Retype the material below. Keep every word exactly as it is.

-- Begin RECORDS FOR PROCESSING --

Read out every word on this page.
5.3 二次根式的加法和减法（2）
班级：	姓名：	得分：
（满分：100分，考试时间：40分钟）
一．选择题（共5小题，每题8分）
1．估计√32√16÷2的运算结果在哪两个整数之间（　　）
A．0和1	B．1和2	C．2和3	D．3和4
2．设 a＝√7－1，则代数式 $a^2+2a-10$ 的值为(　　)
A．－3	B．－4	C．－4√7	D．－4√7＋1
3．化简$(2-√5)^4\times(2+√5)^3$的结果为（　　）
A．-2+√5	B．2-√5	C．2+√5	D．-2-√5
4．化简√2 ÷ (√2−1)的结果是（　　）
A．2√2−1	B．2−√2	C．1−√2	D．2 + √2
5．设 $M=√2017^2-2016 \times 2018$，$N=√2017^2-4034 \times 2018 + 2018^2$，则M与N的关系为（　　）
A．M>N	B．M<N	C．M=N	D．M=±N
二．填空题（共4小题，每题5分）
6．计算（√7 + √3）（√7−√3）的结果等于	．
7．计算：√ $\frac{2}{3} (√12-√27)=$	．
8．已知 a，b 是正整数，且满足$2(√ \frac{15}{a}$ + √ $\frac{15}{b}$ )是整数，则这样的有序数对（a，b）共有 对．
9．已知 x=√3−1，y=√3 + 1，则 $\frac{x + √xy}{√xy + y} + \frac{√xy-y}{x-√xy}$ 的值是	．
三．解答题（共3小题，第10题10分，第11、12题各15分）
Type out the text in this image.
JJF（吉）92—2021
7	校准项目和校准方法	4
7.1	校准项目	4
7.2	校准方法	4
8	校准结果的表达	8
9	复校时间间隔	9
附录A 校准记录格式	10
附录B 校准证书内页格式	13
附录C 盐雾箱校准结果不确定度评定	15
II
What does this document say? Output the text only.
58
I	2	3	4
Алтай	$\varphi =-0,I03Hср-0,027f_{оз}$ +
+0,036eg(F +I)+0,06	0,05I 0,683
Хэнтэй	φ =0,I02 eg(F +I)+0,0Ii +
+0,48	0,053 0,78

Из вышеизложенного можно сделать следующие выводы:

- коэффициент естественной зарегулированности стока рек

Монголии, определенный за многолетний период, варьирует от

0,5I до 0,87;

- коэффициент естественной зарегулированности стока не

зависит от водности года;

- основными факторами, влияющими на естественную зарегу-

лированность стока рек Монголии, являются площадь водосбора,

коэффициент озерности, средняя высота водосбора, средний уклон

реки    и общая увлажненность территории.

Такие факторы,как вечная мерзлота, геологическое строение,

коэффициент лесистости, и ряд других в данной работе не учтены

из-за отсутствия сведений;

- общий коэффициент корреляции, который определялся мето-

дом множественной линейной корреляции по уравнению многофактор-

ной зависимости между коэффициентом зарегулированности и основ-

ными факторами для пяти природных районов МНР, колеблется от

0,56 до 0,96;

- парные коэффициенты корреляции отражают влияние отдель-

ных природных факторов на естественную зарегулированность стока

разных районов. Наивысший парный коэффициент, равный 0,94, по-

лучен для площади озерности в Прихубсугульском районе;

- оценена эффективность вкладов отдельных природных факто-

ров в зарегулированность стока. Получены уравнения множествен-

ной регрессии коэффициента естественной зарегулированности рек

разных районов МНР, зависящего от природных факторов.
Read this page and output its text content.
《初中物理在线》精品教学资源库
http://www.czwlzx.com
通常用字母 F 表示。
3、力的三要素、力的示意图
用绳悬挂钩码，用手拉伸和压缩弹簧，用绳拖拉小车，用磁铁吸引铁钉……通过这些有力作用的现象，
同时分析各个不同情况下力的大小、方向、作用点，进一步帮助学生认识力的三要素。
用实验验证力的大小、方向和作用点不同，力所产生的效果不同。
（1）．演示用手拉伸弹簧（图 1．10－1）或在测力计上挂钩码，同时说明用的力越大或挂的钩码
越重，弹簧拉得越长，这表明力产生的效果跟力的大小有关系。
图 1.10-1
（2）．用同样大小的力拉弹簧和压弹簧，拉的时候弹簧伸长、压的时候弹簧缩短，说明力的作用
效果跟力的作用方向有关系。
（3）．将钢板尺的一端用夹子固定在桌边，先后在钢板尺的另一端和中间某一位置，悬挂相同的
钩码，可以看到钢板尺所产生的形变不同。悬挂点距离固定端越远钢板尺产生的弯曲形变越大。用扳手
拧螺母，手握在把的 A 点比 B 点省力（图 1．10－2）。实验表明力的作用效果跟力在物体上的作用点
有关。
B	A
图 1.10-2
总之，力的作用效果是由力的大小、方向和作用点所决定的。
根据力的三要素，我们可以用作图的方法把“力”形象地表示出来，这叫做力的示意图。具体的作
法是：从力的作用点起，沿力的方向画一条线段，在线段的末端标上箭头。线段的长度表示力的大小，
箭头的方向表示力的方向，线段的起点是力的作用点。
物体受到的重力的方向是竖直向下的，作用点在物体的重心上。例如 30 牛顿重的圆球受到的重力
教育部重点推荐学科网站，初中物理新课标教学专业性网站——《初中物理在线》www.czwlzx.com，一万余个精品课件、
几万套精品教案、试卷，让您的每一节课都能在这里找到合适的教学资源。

-- End RECORDS FOR PROCESSING --

» WRITTEN SOLUTION:
Read out every word on this page.
5.3 二次根式的加法和减法（2）
班级：	姓名：	得分：
（满分：100分，考试时间：40分钟）
一．选择题（共5小题，每题8分）
1．估计√32√16÷2的运算结果在哪两个整数之间（　　）
A．0和1	B．1和2	C．2和3	D．3和4
2．设 a＝√7－1，则代数式 $a^2+2a-10$ 的值为(　　)
A．－3	B．－4	C．－4√7	D．－4√7＋1
3．化简$(2-√5)^4\times(2+√5)^3$的结果为（　　）
A．-2+√5	B．2-√5	C．2+√5	D．-2-√5
4．化简√2 ÷ (√2−1)的结果是（　　）
A．2√2−1	B．2−√2	C．1−√2	D．2 + √2
5．设 $M=√2017^2-2016 \times 2018$，$N=√2017^2-4034 \times 2018 + 2018^2$，则M与N的关系为（　　）
A．M>N	B．M<N	C．M=N	D．M=±N
二．填空题（共4小题，每题5分）
6．计算（√7 + √3）（√7−√3）的结果等于	．
7．计算：√ $\frac{2}{3} (√12-√27)=$	．
8．已知 a，b 是正整数，且满足$2(√ \frac{15}{a}$ + √ $\frac{15}{b}$ )是整数，则这样的有序数对（a，b）共有 对．
9．已知 x=√3−1，y=√3 + 1，则 $\frac{x + √xy}{√xy + y} + \frac{√xy-y}{x-√xy}$ 的值是	．
三．解答题（共3小题，第10题10分，第11、12题各15分）
Type out the text in this image.
JJF（吉）92—2021
7	校准项目和校准方法	4
7.1	校准项目	4
7.2	校准方法	4
8	校准结果的表达	8
9	复校时间间隔	9
附录A 校准记录格式	10
附录B 校准证书内页格式	13
附录C 盐雾箱校准结果不确定度评定	15
II
What does this document say? Output the text only.
58
I	2	3	4
Алтай	$\varphi =-0,I03Hср-0,027f_{оз}$ +
+0,036eg(F +I)+0,06	0,05I 0,683
Хэнтэй	φ =0,I02 eg(F +I)+0,0Ii +
+0,48	0,053 0,78

Из вышеизложенного можно сделать следующие выводы:

- коэффициент естественной зарегулированности стока рек

Монголии, определенный за многолетний период, варьирует от

0,5I до 0,87;

- коэффициент естественной зарегулированности стока не

зависит от водности года;

- основными факторами, влияющими на естественную зарегу-

лированность стока рек Монголии, являются площадь водосбора,

коэффициент озерности, средняя высота водосбора, средний уклон

реки    и общая увлажненность территории.

Такие факторы,как вечная мерзлота, геологическое строение,

коэффициент лесистости, и ряд других в данной работе не учтены

из-за отсутствия сведений;

- общий коэффициент корреляции, который определялся мето-

дом множественной линейной корреляции по уравнению многофактор-

ной зависимости между коэффициентом зарегулированности и основ-

ными факторами для пяти природных районов МНР, колеблется от

0,56 до 0,96;

- парные коэффициенты корреляции отражают влияние отдель-

ных природных факторов на естественную зарегулированность стока

разных районов. Наивысший парный коэффициент, равный 0,94, по-

лучен для площади озерности в Прихубсугульском районе;

- оценена эффективность вкладов отдельных природных факто-

ров в зарегулированность стока. Получены уравнения множествен-

ной регрессии коэффициента естественной зарегулированности рек

разных районов МНР, зависящего от природных факторов.
Read this page and output its text content.
《初中物理在线》精品教学资源库
http://www.czwlzx.com
通常用字母 F 表示。
3、力的三要素、力的示意图
用绳悬挂钩码，用手拉伸和压缩弹簧，用绳拖拉小车，用磁铁吸引铁钉……通过这些有力作用的现象，
同时分析各个不同情况下力的大小、方向、作用点，进一步帮助学生认识力的三要素。
用实验验证力的大小、方向和作用点不同，力所产生的效果不同。
（1）．演示用手拉伸弹簧（图 1．10－1）或在测力计上挂钩码，同时说明用的力越大或挂的钩码
越重，弹簧拉得越长，这表明力产生的效果跟力的大小有关系。
图 1.10-1
（2）．用同样大小的力拉弹簧和压弹簧，拉的时候弹簧伸长、压的时候弹簧缩短，说明力的作用
效果跟力的作用方向有关系。
（3）．将钢板尺的一端用夹子固定在桌边，先后在钢板尺的另一端和中间某一位置，悬挂相同的
钩码，可以看到钢板尺所产生的形变不同。悬挂点距离固定端越远钢板尺产生的弯曲形变越大。用扳手
拧螺母，手握在把的 A 点比 B 点省力（图 1．10－2）。实验表明力的作用效果跟力在物体上的作用点
有关。
B	A
图 1.10-2
总之，力的作用效果是由力的大小、方向和作用点所决定的。
根据力的三要素，我们可以用作图的方法把“力”形象地表示出来，这叫做力的示意图。具体的作
法是：从力的作用点起，沿力的方向画一条线段，在线段的末端标上箭头。线段的长度表示力的大小，
箭头的方向表示力的方向，线段的起点是力的作用点。
物体受到的重力的方向是竖直向下的，作用点在物体的重心上。例如 30 牛顿重的圆球受到的重力
教育部重点推荐学科网站，初中物理新课标教学专业性网站——《初中物理在线》www.czwlzx.com，一万余个精品课件、
几万套精品教案、试卷，让您的每一节课都能在这里找到合适的教学资源。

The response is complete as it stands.